_EXCERTO:_
Exemplo último desta política de destruição do ESP é um novo corte 42 milhões de euros decorrente do Orçamento do Estado de 2014 relativamente ao ano de 2013 que coloca em causa o normal funcionamento das instituições. Desde 2010 o ESP já sofreu um corte no financiamento público superior a 330 milhões de euros.
Neste contexto, o Governo avançou com o objetivo de implementar uma “Reforma da Rede de Ensino Superior”, sem que sejam do conhecimento público quaisquer documentos, estudos preparatórios, ou contributos recolhidos dos agentes educativos. Aliás, este processo tem sido feito à margem de qualquer discussão na Assembleia da República.
O PCP considera que avançar com alterações na rede do ESP num contexto em que o país está confrontado com as medidas de austeridade do Pacto da Troika e com o atual Governo PSD/CDS a solução será sempre negativa.
Recentemente, o PCP confrontou o Ministro da Educação e Ciência com os possíveis impactos deste processo na salvaguarda da missão das instituições, das perspetivas de desenvolvimento regional e de todos os postos de trabalho, exigindo um compromisso do governo que não existiriam quaisquer despedimentos de docentes e não docentes e encerramento de instituições, mas tal não foi assumido. Todavia, a rede pública de ensino superior em Portugal tem mostrado, apesar das grandes dificuldades impostas por sucessivos governos e de forma particularmente grave pelo atual Governo PSD/CDS, ser capaz de elevar a qualificação da população e traduzir-se em ganhos de desenvolvimento regional que de outra forma seriam impossíveis de alcançar.

_DADOS DISPONÍVEIS:_
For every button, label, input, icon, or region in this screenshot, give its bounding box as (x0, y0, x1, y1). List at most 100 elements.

_OBJETIVO A:_ Transcreva do excerto sobre o ensino superior público tudo o que vai desde "O PCP considera" até "será sempre negativa.".
_OBJETIVO B:_
Responda a estas perguntas com base no excerto sobre o ensino superior público:
(i) De quanto é o novo corte decorrente do Orçamento do Estado de 2014?
(ii) Desde que ano o ESP já sofreu um corte no financiamento público superior a 330 milhões de euros?
(iii) Que membro do Governo foi confrontado pelo PCP com os possíveis impactos do processo?

_RESPOSTA COMPLETA A:_
O PCP considera que avançar com alterações na rede do ESP num contexto em que o país está confrontado com as medidas de austeridade do Pacto da Troika e com o atual Governo PSD/CDS a solução será sempre negativa.

_RESPOSTA COMPLETA B:_
(i) 42 milhões de euros.
(ii) Desde 2010.
(iii) O Ministro da Educação e Ciência.